### Written request
Go through the entries below and count the lines holding the word "business". Reply with only the number, please.

___ Entries supplied

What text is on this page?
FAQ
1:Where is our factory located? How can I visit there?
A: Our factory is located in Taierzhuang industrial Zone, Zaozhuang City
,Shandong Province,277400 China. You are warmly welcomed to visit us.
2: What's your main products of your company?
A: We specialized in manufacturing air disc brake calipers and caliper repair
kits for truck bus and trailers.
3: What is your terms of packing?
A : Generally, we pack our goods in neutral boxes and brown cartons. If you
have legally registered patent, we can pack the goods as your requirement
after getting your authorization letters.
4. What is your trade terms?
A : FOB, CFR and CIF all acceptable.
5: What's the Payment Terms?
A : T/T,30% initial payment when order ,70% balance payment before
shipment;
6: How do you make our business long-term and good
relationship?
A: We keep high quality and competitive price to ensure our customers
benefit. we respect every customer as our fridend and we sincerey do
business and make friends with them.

______

### Result of the task
2